■ Aim ■
Track down every line below that holds "bolt" and copy it.

Items listed in a dataset
• • •
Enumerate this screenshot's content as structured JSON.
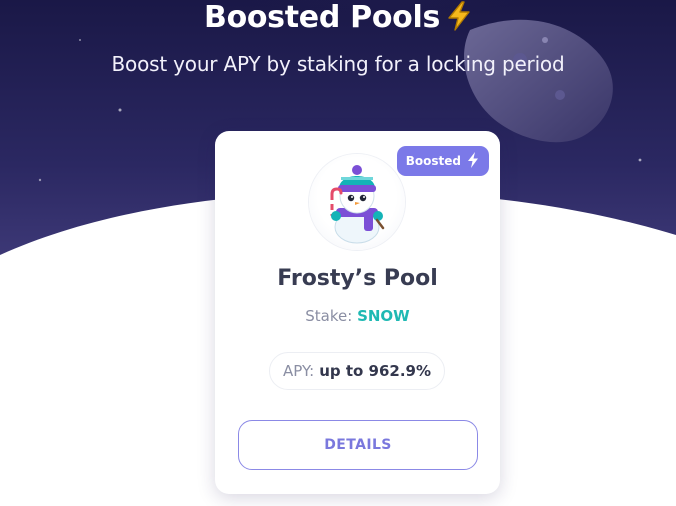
{
  "hero": {
    "title": "Boosted Pools",
    "title_icon": "lightning-bolt-icon",
    "subtitle": "Boost your APY by staking for a locking period"
  },
  "pool": {
    "badge": "Boosted",
    "badge_icon": "lightning-bolt-icon",
    "avatar": "snowman-mascot",
    "name": "Frosty’s Pool",
    "stake_label": "Stake:",
    "stake_token": "SNOW",
    "apy_label": "APY:",
    "apy_value": "up to 962.9%",
    "details_label": "DETAILS"
  },
  "colors": {
    "hero_dark": "#1e1b4b",
    "hero_mid": "#34306d",
    "accent": "#7b79e8",
    "token": "#1fb9b3",
    "bolt": "#f5b81c"
  }
}
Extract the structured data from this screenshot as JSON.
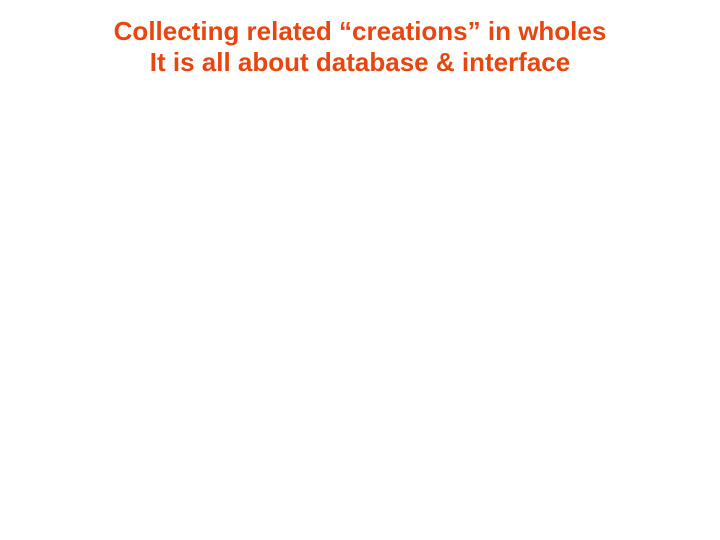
{
  "slide": {
    "title_line_1": "Collecting related “creations” in wholes",
    "title_line_2": "It is all about database & interface"
  },
  "colors": {
    "background": "#ffffff",
    "title": "#e84610"
  }
}
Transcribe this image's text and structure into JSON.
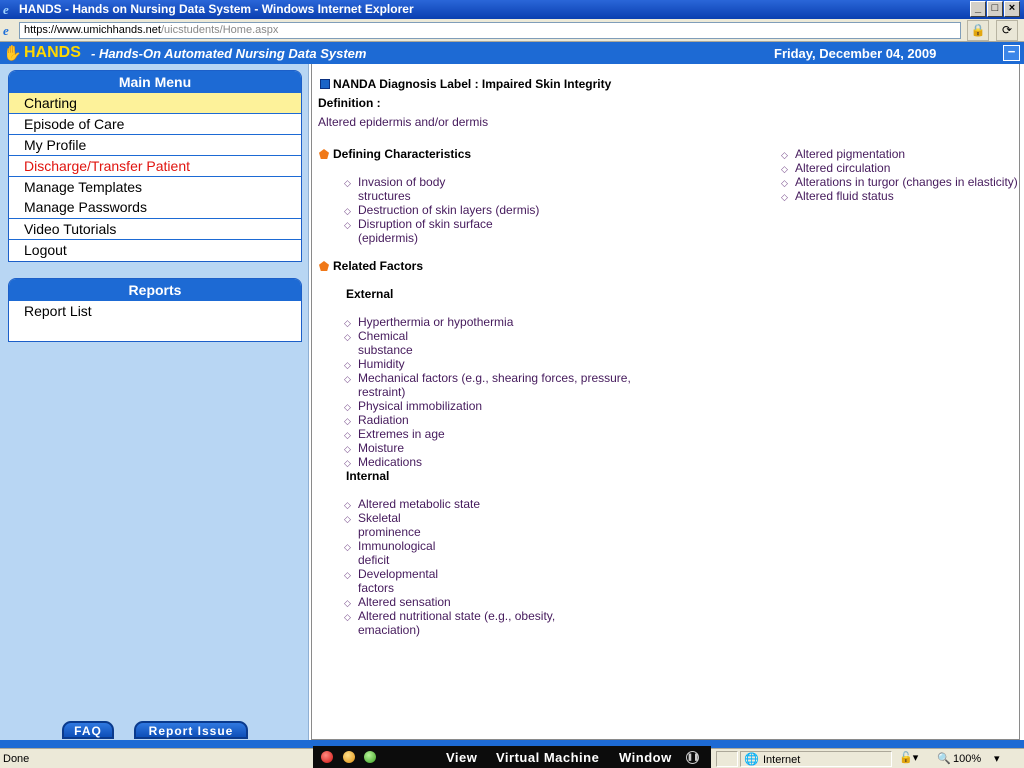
{
  "window": {
    "title": "HANDS - Hands on Nursing Data System - Windows Internet Explorer",
    "url_prefix": "https://",
    "url_domain": "www.umichhands.net",
    "url_path": "/uicstudents/Home.aspx"
  },
  "header": {
    "brand": "HANDS",
    "subtitle": "- Hands-On Automated Nursing Data System",
    "date": "Friday, December 04, 2009"
  },
  "main_menu": {
    "title": "Main Menu",
    "items": [
      {
        "label": "Charting"
      },
      {
        "label": "Episode of Care"
      },
      {
        "label": "My Profile"
      },
      {
        "label": "Discharge/Transfer Patient"
      },
      {
        "label": "Manage Templates"
      },
      {
        "label": "Manage Passwords"
      },
      {
        "label": "Video Tutorials"
      },
      {
        "label": "Logout"
      }
    ]
  },
  "reports": {
    "title": "Reports",
    "items": [
      {
        "label": "Report List"
      }
    ]
  },
  "footer_buttons": {
    "faq": "FAQ",
    "report_issue": "Report Issue"
  },
  "diagnosis": {
    "label": "NANDA Diagnosis Label : Impaired Skin Integrity",
    "definition_heading": "Definition :",
    "definition": "Altered epidermis and/or dermis",
    "defining_heading": "Defining Characteristics",
    "defining_left": [
      [
        "Invasion of body",
        "structures"
      ],
      [
        "Destruction of skin layers (dermis)"
      ],
      [
        "Disruption of skin surface",
        "(epidermis)"
      ]
    ],
    "defining_right": [
      "Altered pigmentation",
      "Altered circulation",
      "Alterations in turgor (changes in elasticity)",
      "Altered fluid status"
    ],
    "related_heading": "Related Factors",
    "external_heading": "External",
    "external": [
      [
        "Hyperthermia or hypothermia"
      ],
      [
        "Chemical",
        "substance"
      ],
      [
        "Humidity"
      ],
      [
        "Mechanical factors (e.g., shearing forces, pressure,",
        "restraint)"
      ],
      [
        "Physical immobilization"
      ],
      [
        "Radiation"
      ],
      [
        "Extremes in age"
      ],
      [
        "Moisture"
      ],
      [
        "Medications"
      ]
    ],
    "internal_heading": "Internal",
    "internal": [
      [
        "Altered metabolic state"
      ],
      [
        "Skeletal",
        "prominence"
      ],
      [
        "Immunological",
        "deficit"
      ],
      [
        "Developmental",
        "factors"
      ],
      [
        "Altered sensation"
      ],
      [
        "Altered nutritional state (e.g., obesity,",
        "emaciation)"
      ]
    ]
  },
  "statusbar": {
    "status": "Done",
    "zone": "Internet",
    "zoom": "100%"
  },
  "vm_bar": {
    "items": [
      "View",
      "Virtual Machine",
      "Window"
    ]
  }
}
• • •
■ Task answer ■
    "title_icon": "lightning-bolt-icon",
    "badge_icon": "lightning-bolt-icon",
    "bolt": "#f5b81c"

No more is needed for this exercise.